## Directions
Pick out all lines in the listing holding the string "安全上のご注意" and copy them.

## Records shown
#####
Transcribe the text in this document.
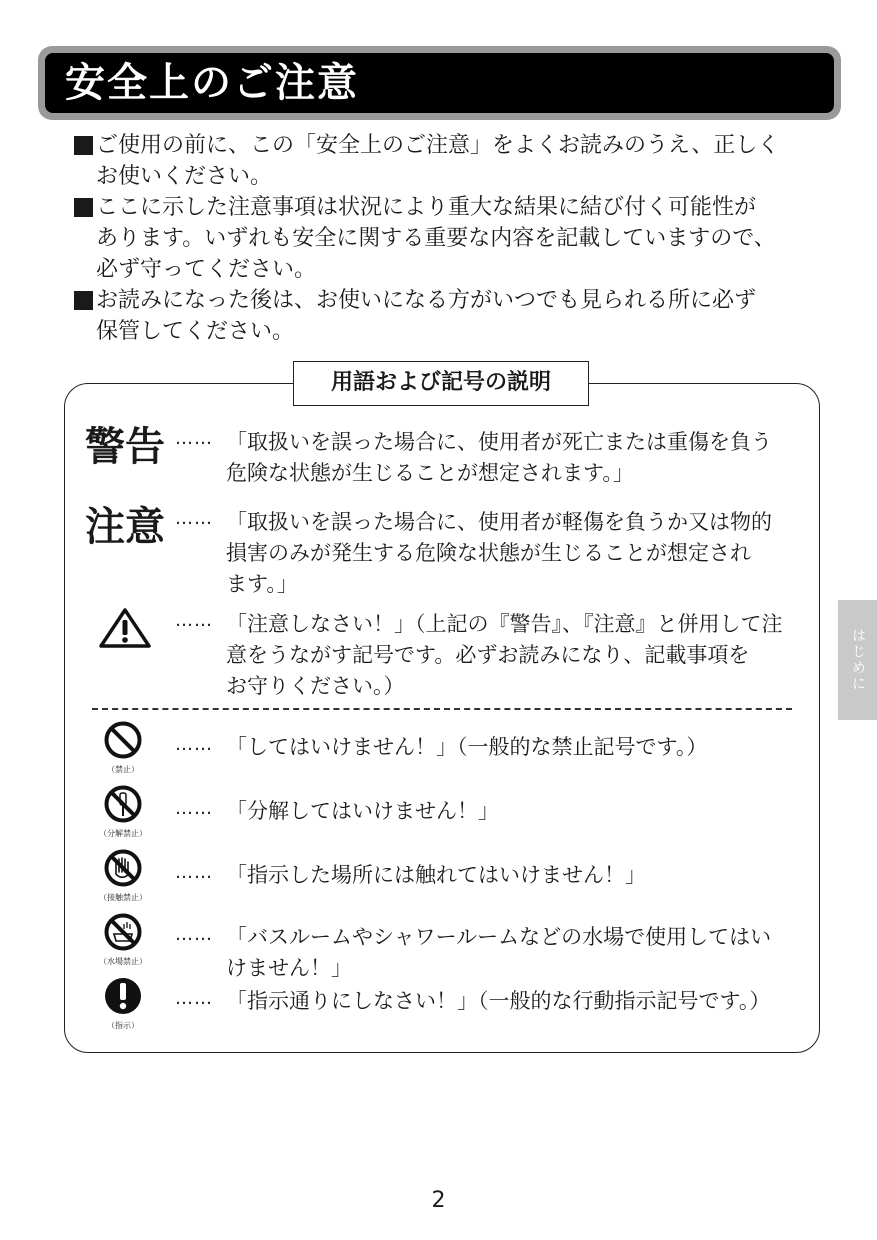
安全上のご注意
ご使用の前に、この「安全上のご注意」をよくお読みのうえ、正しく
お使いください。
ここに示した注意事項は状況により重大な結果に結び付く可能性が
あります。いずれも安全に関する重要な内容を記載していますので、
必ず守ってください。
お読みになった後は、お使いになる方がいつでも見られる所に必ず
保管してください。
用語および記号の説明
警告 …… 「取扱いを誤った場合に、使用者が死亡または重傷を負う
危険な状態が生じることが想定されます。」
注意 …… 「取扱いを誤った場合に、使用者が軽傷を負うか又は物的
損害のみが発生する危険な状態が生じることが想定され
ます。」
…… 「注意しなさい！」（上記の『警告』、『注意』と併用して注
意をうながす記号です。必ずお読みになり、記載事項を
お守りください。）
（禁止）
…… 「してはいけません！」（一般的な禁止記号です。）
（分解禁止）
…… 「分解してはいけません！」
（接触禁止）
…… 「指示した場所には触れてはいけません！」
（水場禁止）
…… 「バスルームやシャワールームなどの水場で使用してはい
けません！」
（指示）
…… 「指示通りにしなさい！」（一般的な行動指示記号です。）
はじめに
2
#####
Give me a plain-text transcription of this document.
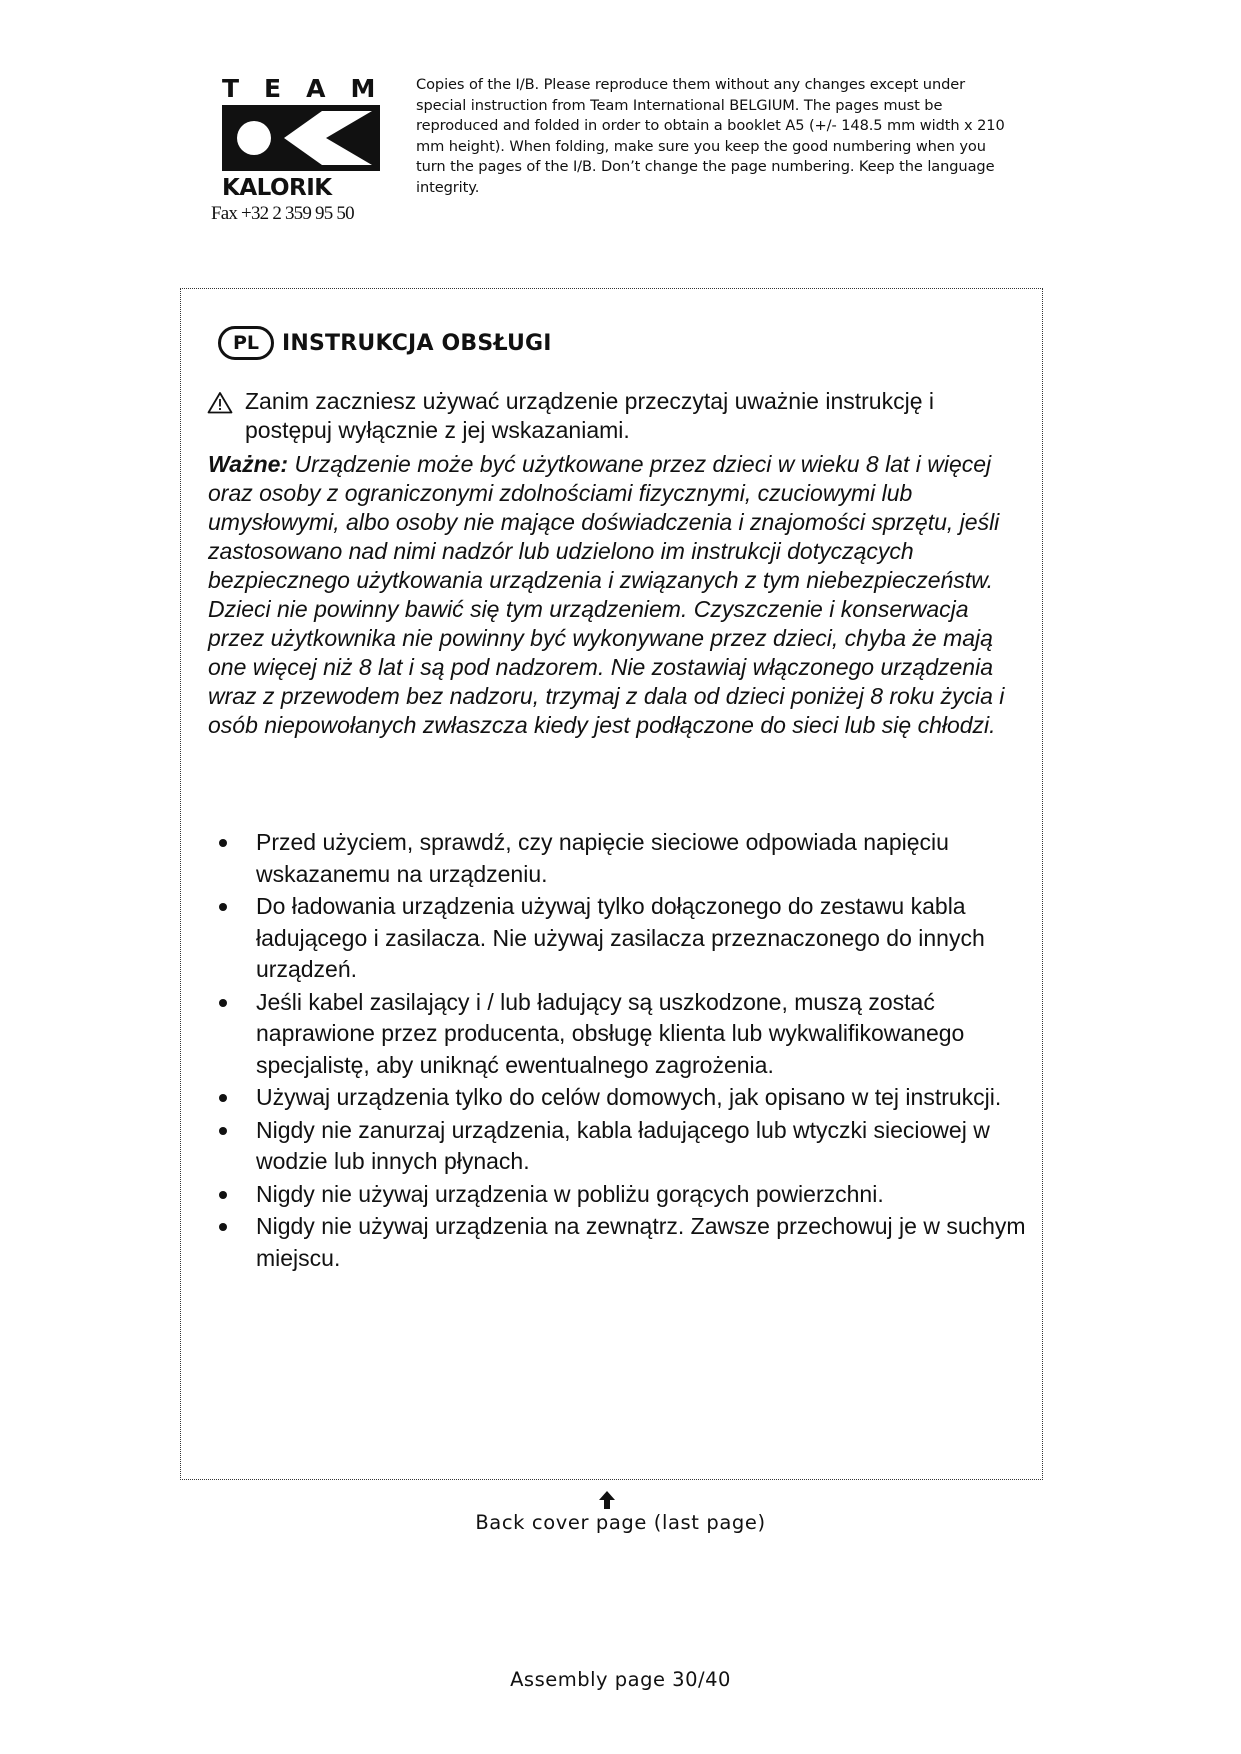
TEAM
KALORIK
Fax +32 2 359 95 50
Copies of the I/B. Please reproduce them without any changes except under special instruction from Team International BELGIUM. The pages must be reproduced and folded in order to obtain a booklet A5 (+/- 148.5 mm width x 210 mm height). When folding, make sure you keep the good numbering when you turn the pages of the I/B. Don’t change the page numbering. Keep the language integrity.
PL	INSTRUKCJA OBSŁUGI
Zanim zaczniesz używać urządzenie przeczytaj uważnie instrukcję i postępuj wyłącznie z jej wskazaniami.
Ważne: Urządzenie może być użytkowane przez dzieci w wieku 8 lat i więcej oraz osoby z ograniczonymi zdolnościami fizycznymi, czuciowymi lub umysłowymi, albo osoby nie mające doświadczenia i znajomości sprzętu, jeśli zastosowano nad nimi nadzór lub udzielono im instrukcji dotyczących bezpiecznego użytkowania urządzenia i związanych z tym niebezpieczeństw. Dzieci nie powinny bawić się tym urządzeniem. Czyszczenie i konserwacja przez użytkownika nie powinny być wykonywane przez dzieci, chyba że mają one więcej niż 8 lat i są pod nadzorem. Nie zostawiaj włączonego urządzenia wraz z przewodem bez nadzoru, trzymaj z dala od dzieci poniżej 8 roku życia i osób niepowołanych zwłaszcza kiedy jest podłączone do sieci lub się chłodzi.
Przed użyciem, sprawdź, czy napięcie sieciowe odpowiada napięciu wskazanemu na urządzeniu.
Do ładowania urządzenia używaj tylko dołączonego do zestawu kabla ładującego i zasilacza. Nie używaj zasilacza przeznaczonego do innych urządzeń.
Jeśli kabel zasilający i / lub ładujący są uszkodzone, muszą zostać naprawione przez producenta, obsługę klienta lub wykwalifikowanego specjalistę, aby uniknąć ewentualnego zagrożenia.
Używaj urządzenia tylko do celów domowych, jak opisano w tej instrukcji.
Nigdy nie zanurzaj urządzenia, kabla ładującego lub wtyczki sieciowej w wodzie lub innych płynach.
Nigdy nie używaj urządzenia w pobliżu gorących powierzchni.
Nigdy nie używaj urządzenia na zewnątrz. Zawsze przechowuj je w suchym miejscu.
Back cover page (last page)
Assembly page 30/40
#####
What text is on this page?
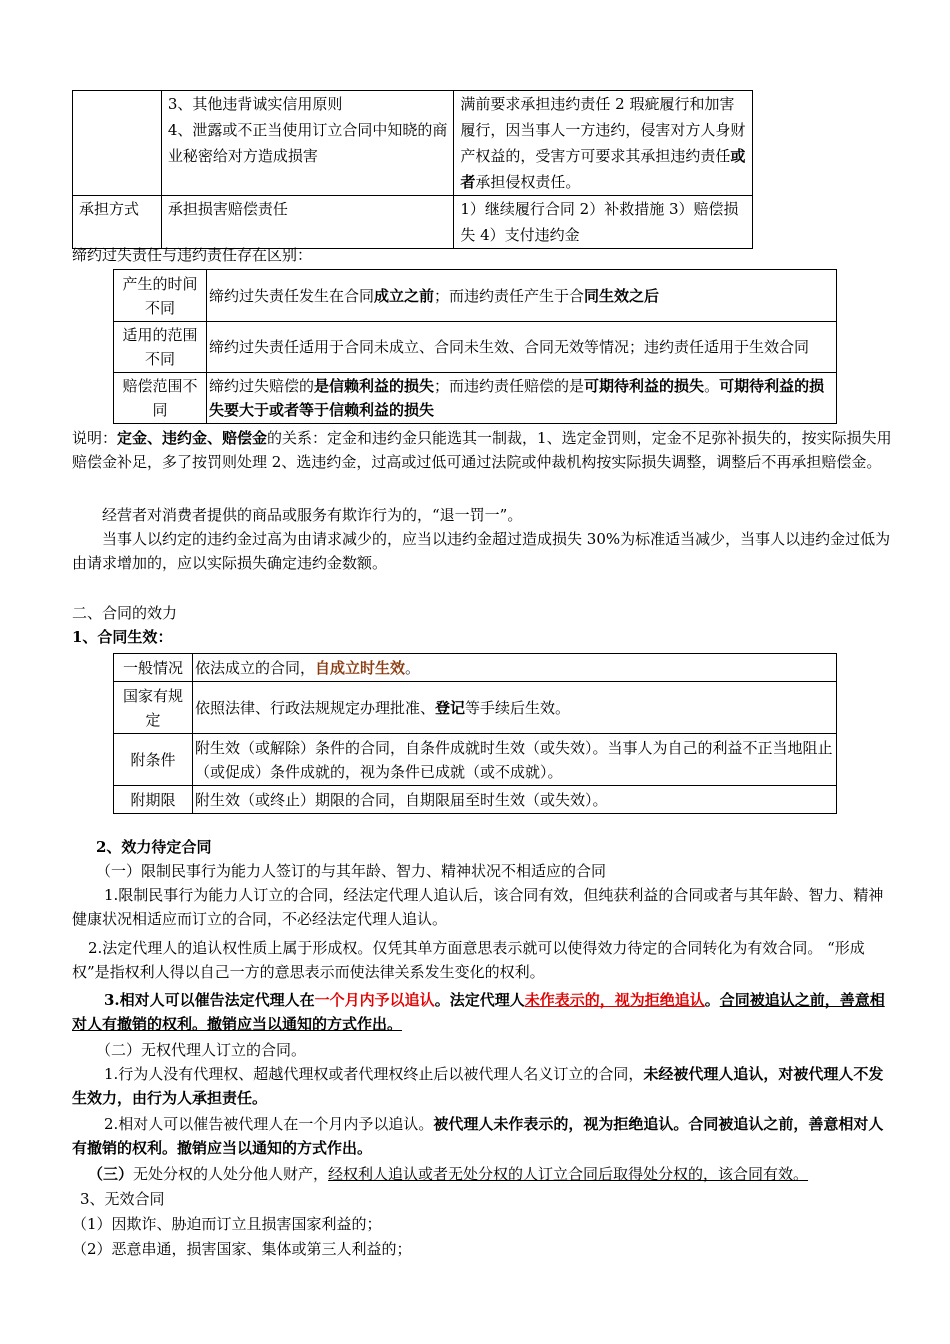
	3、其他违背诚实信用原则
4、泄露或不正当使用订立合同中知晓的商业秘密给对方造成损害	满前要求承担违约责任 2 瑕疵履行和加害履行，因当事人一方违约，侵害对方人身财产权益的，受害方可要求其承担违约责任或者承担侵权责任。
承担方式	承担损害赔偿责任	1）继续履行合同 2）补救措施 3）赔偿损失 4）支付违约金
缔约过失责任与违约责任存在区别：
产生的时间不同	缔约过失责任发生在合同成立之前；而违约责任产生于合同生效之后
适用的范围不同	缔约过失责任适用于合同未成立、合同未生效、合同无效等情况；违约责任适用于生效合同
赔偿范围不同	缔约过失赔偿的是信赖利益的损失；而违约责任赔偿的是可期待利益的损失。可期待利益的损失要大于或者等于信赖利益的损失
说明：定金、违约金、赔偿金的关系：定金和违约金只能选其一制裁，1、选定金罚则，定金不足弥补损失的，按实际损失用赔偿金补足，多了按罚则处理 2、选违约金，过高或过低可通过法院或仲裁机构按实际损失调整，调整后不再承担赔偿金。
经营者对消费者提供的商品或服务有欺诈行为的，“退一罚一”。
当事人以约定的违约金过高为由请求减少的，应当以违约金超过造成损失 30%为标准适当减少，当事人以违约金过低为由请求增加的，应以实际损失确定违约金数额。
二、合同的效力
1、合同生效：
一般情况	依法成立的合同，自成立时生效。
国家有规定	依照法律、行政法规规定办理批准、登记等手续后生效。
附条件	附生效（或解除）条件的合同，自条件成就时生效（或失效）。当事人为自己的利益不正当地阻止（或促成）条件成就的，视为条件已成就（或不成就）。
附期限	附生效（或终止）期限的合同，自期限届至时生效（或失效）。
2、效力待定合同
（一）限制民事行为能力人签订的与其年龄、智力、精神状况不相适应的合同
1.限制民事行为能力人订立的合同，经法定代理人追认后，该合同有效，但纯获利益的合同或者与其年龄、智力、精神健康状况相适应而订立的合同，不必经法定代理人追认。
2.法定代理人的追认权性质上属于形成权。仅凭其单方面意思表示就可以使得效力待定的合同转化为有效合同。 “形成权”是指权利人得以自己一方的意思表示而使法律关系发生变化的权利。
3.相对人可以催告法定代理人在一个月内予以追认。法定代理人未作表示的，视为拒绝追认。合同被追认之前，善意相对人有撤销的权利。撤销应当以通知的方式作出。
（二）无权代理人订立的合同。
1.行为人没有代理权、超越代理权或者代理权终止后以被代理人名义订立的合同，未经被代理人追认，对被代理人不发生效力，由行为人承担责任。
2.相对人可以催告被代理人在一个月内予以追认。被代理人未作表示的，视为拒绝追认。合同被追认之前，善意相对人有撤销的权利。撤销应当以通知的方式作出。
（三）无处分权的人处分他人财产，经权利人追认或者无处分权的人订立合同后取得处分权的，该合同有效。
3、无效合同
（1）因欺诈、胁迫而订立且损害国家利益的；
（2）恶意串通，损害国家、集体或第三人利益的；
#####
## Output of the task
安全上のご注意
ご使用の前に、この「安全上のご注意」をよくお読みのうえ、正しく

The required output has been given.